Data entries:
▬▬▬▬▬▬

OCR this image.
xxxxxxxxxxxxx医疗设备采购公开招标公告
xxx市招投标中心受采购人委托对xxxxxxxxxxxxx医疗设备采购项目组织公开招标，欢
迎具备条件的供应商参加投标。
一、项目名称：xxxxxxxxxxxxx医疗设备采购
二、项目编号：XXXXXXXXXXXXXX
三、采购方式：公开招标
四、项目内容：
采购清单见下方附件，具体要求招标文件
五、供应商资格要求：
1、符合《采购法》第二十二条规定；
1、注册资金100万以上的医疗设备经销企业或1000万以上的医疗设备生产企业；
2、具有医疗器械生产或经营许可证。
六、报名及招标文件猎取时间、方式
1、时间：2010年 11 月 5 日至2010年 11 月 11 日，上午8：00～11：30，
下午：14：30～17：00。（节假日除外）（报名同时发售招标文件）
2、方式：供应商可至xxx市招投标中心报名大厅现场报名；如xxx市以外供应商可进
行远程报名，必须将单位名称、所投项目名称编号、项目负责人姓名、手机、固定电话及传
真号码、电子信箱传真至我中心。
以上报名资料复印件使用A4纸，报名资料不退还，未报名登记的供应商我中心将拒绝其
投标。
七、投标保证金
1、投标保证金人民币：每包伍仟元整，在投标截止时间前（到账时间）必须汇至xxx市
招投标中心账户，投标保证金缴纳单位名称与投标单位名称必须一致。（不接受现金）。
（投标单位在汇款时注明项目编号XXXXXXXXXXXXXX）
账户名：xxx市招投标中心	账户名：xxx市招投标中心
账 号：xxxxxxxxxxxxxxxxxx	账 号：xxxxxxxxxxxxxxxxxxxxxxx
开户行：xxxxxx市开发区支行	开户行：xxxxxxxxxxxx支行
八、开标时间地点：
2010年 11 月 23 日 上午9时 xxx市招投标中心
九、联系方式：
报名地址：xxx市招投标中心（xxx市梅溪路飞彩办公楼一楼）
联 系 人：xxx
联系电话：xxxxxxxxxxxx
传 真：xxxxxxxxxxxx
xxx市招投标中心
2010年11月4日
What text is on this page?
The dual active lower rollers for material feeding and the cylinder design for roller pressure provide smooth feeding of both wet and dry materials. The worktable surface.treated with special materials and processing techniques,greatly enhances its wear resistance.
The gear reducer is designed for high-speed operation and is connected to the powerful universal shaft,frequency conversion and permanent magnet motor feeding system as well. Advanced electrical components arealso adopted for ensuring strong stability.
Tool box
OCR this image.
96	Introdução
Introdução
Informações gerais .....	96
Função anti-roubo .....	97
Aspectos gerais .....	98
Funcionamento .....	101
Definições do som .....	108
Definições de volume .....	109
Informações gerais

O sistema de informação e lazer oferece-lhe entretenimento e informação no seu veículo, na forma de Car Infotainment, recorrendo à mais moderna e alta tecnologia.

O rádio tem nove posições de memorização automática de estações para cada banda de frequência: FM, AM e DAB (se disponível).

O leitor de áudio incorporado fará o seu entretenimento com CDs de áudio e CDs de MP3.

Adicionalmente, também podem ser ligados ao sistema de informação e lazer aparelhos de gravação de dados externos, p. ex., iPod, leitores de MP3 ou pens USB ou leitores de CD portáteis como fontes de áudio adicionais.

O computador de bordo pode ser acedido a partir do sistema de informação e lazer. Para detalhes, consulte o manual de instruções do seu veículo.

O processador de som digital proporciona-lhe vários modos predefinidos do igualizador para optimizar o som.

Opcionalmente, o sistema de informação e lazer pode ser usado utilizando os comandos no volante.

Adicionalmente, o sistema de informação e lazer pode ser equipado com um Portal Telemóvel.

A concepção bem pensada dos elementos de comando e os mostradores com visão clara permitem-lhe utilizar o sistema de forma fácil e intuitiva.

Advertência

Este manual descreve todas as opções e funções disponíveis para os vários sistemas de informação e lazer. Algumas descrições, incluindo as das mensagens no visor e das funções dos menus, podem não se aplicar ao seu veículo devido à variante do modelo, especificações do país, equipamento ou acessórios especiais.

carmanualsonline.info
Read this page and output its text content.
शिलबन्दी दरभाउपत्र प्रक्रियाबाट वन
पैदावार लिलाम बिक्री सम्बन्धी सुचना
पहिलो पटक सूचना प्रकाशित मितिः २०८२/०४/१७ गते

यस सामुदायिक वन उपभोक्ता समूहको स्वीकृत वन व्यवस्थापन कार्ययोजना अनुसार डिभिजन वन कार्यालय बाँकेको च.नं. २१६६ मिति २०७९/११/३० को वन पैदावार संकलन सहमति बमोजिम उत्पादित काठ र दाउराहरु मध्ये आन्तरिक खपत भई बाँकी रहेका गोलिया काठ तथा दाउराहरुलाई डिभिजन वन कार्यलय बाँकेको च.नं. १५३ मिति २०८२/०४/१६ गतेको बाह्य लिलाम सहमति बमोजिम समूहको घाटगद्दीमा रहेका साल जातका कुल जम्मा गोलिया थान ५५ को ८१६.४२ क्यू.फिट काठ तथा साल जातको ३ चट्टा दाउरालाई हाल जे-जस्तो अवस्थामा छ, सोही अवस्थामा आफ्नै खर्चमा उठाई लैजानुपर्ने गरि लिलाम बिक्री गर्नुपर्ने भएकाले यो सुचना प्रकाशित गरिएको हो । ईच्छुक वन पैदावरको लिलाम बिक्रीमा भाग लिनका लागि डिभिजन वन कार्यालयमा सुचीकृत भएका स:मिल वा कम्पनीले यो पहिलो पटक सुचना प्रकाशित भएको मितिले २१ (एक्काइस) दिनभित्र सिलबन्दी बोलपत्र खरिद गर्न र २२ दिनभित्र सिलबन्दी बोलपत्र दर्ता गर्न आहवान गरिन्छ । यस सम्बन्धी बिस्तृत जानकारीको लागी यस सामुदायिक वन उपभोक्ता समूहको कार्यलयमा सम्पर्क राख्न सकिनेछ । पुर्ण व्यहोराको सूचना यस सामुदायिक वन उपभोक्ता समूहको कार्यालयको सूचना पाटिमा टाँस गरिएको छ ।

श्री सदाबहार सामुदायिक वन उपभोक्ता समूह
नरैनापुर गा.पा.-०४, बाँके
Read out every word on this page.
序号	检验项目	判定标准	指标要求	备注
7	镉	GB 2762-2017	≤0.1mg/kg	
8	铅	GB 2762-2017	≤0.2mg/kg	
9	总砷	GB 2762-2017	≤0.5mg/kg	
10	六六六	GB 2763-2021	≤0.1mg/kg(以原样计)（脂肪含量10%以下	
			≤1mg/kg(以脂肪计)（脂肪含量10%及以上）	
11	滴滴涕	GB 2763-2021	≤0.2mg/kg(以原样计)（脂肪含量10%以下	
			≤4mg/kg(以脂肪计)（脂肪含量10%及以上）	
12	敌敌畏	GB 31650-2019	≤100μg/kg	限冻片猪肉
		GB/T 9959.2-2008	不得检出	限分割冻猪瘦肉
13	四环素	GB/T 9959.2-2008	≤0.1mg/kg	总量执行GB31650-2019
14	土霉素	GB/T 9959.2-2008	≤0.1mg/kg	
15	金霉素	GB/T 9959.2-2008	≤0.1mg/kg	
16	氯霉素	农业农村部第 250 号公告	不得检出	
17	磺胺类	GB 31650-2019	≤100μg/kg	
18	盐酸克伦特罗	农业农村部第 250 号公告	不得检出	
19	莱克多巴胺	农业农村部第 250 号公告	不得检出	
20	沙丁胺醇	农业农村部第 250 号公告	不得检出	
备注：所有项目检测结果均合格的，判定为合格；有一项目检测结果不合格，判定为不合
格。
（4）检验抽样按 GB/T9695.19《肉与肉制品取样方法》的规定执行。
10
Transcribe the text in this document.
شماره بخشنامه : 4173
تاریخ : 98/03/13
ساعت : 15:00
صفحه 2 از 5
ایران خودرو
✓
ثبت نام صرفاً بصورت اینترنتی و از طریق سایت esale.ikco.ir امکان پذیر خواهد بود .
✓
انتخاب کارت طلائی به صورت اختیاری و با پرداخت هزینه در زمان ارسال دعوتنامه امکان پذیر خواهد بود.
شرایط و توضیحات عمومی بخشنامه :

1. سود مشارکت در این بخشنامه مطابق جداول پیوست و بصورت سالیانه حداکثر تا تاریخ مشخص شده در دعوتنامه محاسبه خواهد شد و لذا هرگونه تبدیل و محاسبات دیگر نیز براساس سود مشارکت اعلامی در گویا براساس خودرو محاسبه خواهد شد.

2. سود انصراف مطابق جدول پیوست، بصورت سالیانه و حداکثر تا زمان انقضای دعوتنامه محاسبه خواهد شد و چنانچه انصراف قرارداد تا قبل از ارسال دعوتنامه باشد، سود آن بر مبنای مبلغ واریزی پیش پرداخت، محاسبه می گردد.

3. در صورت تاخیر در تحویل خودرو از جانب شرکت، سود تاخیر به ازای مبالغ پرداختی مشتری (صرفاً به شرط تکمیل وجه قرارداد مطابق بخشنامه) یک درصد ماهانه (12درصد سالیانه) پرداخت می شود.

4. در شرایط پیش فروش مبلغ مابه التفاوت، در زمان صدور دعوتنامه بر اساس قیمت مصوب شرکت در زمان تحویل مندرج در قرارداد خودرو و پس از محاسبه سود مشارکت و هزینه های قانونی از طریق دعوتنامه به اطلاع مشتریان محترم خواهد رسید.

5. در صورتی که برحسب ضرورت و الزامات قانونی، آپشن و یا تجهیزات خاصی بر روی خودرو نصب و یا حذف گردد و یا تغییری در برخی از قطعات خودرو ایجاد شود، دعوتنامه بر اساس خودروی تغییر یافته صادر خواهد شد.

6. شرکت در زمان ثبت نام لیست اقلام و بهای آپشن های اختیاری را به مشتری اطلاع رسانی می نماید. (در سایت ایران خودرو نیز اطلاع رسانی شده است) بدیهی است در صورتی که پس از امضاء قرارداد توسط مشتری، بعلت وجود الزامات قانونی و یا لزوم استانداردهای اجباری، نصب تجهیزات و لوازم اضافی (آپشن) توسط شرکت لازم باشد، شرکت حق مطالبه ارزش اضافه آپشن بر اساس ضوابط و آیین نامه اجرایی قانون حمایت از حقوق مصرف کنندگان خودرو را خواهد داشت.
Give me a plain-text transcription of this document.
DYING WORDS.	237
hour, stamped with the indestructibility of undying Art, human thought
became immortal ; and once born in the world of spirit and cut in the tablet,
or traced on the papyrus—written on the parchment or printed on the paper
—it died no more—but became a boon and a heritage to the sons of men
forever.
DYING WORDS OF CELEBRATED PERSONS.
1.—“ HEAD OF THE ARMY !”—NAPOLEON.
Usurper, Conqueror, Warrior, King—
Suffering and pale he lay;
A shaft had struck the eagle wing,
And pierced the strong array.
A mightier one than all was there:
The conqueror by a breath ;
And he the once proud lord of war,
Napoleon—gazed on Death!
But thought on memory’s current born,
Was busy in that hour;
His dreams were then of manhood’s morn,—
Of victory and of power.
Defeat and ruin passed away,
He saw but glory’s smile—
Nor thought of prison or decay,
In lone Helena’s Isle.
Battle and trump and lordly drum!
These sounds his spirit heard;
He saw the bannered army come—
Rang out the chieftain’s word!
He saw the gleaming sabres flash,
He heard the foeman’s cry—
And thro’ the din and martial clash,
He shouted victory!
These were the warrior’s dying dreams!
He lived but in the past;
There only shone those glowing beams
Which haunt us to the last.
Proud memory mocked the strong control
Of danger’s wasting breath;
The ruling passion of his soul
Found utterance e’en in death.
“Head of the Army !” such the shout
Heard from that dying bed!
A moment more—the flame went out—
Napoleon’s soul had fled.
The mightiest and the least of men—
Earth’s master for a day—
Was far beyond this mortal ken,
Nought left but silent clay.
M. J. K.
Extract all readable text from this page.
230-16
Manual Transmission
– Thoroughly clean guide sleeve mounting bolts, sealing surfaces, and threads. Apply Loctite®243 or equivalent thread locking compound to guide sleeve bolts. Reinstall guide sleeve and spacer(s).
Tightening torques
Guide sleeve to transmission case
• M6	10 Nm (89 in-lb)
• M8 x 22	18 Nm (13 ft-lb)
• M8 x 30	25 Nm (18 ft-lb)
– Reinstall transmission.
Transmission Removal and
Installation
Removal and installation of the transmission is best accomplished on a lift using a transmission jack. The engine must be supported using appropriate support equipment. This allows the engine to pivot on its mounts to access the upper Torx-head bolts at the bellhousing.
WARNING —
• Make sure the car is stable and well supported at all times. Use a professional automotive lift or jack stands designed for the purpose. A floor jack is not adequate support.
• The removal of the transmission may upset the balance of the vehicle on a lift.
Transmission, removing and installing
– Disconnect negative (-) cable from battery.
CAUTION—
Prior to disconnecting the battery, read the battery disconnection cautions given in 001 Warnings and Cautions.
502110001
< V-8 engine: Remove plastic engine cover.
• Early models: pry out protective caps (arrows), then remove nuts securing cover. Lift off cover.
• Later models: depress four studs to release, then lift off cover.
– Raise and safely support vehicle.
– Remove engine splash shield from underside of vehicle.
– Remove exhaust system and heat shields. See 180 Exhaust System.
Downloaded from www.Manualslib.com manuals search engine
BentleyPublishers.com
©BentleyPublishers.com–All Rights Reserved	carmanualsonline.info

▬▬▬▬▬▬

■ **Exercise prompt**:
Copy out every line of the data that includes the word "محاسبه".

■ **Output of the exercise**:
1. سود مشارکت در این بخشنامه مطابق جداول پیوست و بصورت سالیانه حداکثر تا تاریخ مشخص شده در دعوتنامه محاسبه خواهد شد و لذا هرگونه تبدیل و محاسبات دیگر نیز براساس سود مشارکت اعلامی در گویا براساس خودرو محاسبه خواهد شد.
2. سود انصراف مطابق جدول پیوست، بصورت سالیانه و حداکثر تا زمان انقضای دعوتنامه محاسبه خواهد شد و چنانچه انصراف قرارداد تا قبل از ارسال دعوتنامه باشد، سود آن بر مبنای مبلغ واریزی پیش پرداخت، محاسبه می گردد.
4. در شرایط پیش فروش مبلغ مابه التفاوت، در زمان صدور دعوتنامه بر اساس قیمت مصوب شرکت در زمان تحویل مندرج در قرارداد خودرو و پس از محاسبه سود مشارکت و هزینه های قانونی از طریق دعوتنامه به اطلاع مشتریان محترم خواهد رسید.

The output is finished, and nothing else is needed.